* _Objective_: Retype the stock option plan excerpt from "The purpose of" up to and including "growth of the Company.".

* _Document extract_:
1.1      PURPOSE OF THE PLAN.

         The purpose of the Republic Bancshares, Inc. 1995 Stock Option Plan
(the "Plan") is (i) to assist Republic Bancshares, Inc. (the "Company") and its
Subsidiaries in securing and retaining Key Employees of outstanding ability by
making it possible to offer them an increased incentive to join or continue in
the service of the Company and its Subsidiaries and (ii) to increase the Key
Employees' efforts for the Company's welfare by participating in the ownership
and growth of the Company.

1.2      DEFINITIONS.

         (a)      "Acceleration Event" means (i) any event that, in the opinion
of the Board of Directors of the Company, is likely to lead to a change in
control of share ownership of the Company, whether or not such change in
control actually occurs or (ii) any event that causes a change in control of
share ownership. As used herein change in control means a transfer (within a
one week time period) of more than 50% of the voting power to a person who is
not controlled, directly or indirectly, by the current shareholders (as of
1/1/95) of the Company.

         (b)      "Board of Directors" or "Board" means the Board of Directors
of the Company.

         (c)      "Code" means the Internal Revenue Code of 1986, as amended.

         (d)      "Common Stock" means common stock of the company having a par
value of $2.00 per share.
                  
         (e)      "Fair Market Value," in the event that the Common Stock were
not traded on an established securities market, means the value determined by
the Board of Directors or the Committee (as hereinafter defined) taking into
account those factors affecting or reflecting value as it deems relevant,
including, but not limited to, recent sales prices, book value, earnings,
reasonably expected changes in book value or earnings, and values of stock of
banks or bank holding companies similar to the Company. If, as is anticipated,
Company Common Stock is traded on The Nasdaq Stock Market's National Market or
is listed on a National Securities Exchange, "fair market value" means the
closing price of the shares on the National Market or such National Securities
Exchange on the day on which such value is to be determined or, if no shares
were traded on such day, on the next preceding day on which the shares were
traded, as reported to the National Market, National Quotation Bureau, Inc. or
other national quotation service.

Boxed element entries

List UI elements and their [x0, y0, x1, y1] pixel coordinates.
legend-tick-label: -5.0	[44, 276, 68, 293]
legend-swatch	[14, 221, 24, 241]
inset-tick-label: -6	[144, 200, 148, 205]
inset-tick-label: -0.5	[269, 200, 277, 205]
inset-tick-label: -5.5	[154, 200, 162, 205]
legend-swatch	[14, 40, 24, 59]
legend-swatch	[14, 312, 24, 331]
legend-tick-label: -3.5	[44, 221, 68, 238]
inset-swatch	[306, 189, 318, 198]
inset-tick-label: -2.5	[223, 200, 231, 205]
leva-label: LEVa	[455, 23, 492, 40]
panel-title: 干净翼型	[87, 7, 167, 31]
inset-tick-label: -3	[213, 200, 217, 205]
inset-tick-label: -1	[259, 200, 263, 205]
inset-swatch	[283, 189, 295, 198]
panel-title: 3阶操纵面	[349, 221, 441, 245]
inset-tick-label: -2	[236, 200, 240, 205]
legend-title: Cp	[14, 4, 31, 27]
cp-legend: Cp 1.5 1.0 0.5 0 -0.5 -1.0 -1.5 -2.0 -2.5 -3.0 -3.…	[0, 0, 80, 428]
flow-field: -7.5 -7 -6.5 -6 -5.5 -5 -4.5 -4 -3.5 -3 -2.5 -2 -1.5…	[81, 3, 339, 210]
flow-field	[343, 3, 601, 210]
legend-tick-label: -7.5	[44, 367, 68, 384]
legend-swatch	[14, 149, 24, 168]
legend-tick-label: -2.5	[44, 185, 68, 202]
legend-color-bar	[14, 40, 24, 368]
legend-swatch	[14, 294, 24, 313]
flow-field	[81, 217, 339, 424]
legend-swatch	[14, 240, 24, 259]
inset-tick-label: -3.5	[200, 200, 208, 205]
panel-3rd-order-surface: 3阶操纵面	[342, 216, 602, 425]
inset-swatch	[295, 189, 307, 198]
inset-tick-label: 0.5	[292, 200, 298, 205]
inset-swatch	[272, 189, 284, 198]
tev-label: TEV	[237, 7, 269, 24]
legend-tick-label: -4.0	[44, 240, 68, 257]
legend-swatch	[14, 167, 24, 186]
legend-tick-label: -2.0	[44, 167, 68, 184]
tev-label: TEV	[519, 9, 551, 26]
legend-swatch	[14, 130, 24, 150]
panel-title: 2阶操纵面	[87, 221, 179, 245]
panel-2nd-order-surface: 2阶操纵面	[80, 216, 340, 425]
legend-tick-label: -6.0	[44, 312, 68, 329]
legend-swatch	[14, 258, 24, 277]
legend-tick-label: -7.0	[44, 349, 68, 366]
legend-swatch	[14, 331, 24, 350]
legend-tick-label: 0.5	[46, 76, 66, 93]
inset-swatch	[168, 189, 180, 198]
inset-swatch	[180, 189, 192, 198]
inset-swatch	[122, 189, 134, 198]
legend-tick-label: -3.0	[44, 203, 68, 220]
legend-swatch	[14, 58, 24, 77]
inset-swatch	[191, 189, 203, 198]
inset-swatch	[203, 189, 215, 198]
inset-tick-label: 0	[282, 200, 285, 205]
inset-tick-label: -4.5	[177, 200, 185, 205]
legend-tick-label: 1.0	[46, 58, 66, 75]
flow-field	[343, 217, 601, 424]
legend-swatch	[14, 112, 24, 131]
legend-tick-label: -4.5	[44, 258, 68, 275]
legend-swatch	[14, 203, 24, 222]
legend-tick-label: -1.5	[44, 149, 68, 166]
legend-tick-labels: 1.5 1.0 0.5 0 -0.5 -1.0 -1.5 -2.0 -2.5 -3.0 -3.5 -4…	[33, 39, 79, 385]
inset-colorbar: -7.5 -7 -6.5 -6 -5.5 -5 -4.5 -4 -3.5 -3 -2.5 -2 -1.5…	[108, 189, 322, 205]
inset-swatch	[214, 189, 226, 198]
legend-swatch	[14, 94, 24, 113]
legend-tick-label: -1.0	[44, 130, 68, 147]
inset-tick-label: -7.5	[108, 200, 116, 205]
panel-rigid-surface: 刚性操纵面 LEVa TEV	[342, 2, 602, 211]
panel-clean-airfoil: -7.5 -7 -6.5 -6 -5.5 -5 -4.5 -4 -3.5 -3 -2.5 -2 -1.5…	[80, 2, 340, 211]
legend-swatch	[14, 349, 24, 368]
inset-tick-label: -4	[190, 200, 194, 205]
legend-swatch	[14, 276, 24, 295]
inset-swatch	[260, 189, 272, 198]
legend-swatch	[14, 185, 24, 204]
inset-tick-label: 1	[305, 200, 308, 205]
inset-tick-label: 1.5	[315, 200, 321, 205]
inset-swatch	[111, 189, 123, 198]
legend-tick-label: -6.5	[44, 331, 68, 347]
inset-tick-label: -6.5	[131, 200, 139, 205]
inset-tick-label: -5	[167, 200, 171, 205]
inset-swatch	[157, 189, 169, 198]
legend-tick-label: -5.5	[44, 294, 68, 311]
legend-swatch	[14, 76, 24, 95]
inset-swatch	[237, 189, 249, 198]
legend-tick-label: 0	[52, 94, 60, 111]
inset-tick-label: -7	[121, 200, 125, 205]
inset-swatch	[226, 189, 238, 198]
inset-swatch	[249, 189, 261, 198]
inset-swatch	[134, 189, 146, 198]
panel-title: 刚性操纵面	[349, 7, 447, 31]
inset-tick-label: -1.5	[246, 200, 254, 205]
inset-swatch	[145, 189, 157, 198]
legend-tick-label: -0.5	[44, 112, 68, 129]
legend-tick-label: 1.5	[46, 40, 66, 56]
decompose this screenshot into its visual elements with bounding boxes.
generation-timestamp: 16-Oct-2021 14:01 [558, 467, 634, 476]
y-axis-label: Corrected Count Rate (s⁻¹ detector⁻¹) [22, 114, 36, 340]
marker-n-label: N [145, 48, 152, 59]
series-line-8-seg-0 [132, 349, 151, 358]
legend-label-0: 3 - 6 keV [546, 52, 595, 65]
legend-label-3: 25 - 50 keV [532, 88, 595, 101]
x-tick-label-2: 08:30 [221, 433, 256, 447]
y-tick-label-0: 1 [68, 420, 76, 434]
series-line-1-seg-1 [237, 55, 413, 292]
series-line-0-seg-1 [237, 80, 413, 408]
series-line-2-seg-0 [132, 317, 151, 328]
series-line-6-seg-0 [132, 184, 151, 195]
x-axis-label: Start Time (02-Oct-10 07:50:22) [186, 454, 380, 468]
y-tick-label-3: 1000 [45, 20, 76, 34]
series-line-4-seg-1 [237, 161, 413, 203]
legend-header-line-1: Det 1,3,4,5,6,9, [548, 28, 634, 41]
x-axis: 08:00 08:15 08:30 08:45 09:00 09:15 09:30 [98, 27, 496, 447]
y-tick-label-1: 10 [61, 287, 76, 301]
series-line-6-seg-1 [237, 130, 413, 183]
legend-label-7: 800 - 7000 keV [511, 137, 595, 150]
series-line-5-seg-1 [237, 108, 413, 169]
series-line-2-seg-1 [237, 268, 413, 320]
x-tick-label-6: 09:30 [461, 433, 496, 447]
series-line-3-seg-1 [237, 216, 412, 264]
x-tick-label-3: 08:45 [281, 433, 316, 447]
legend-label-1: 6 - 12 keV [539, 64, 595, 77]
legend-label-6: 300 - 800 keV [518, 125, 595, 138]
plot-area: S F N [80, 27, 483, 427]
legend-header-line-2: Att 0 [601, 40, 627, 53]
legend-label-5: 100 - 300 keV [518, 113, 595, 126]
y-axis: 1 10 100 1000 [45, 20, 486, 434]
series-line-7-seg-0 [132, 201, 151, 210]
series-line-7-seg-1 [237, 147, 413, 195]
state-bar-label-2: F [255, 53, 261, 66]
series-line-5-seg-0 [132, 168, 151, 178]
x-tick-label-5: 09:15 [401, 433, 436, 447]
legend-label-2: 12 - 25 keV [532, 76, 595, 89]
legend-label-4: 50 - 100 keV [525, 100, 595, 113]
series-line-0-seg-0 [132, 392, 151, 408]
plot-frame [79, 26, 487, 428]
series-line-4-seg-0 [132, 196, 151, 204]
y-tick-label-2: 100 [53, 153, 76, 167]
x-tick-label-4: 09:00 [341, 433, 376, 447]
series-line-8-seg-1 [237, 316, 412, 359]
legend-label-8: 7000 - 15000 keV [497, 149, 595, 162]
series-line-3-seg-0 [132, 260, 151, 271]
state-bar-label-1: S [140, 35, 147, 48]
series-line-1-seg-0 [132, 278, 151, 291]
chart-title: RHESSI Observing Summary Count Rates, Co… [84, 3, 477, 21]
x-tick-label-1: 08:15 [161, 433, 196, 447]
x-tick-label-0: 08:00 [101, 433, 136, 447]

* _Response_:
The purpose of the Republic Bancshares, Inc. 1995 Stock Option Plan
(the "Plan") is (i) to assist Republic Bancshares, Inc. (the "Company") and its
Subsidiaries in securing and retaining Key Employees of outstanding ability by
making it possible to offer them an increased incentive to join or continue in
the service of the Company and its Subsidiaries and (ii) to increase the Key
Employees' efforts for the Company's welfare by participating in the ownership
and growth of the Company.